=== PROBLEM DESCRIPTION ===
Take all the material and copy it exactly.

----- DATA LINES -----

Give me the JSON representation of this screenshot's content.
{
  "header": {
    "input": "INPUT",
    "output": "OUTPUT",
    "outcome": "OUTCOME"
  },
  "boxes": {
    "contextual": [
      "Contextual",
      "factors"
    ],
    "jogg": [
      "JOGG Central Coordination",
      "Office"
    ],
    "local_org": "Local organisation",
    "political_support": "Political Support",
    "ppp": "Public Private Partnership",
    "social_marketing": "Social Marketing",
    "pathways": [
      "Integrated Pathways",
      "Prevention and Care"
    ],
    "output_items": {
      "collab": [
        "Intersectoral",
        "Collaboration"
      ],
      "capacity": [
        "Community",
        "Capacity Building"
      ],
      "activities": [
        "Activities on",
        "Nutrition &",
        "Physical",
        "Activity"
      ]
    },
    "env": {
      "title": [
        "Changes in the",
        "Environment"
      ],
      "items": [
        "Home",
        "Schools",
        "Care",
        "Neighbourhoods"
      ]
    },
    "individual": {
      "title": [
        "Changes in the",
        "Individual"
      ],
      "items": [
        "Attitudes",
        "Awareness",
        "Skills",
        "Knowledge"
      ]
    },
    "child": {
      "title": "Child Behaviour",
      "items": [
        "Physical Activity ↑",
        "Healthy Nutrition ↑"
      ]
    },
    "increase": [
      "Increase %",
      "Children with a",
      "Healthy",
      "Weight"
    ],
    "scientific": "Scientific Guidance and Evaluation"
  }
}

-----

=== FINAL RESULT ===
Give me the JSON representation of this screenshot's content.
{
  "header": {
    "input": "INPUT",
    "output": "OUTPUT",
    "outcome": "OUTCOME"
  },
  "boxes": {
    "contextual": [
      "Contextual",
      "factors"
    ],
    "jogg": [
      "JOGG Central Coordination",
      "Office"
    ],
    "local_org": "Local organisation",
    "political_support": "Political Support",
    "ppp": "Public Private Partnership",
    "social_marketing": "Social Marketing",
    "pathways": [
      "Integrated Pathways",
      "Prevention and Care"
    ],
    "output_items": {
      "collab": [
        "Intersectoral",
        "Collaboration"
      ],
      "capacity": [
        "Community",
        "Capacity Building"
      ],
      "activities": [
        "Activities on",
        "Nutrition &",
        "Physical",
        "Activity"
      ]
    },
    "env": {
      "title": [
        "Changes in the",
        "Environment"
      ],
      "items": [
        "Home",
        "Schools",
        "Care",
        "Neighbourhoods"
      ]
    },
    "individual": {
      "title": [
        "Changes in the",
        "Individual"
      ],
      "items": [
        "Attitudes",
        "Awareness",
        "Skills",
        "Knowledge"
      ]
    },
    "child": {
      "title": "Child Behaviour",
      "items": [
        "Physical Activity ↑",
        "Healthy Nutrition ↑"
      ]
    },
    "increase": [
      "Increase %",
      "Children with a",
      "Healthy",
      "Weight"
    ],
    "scientific": "Scientific Guidance and Evaluation"
  }
}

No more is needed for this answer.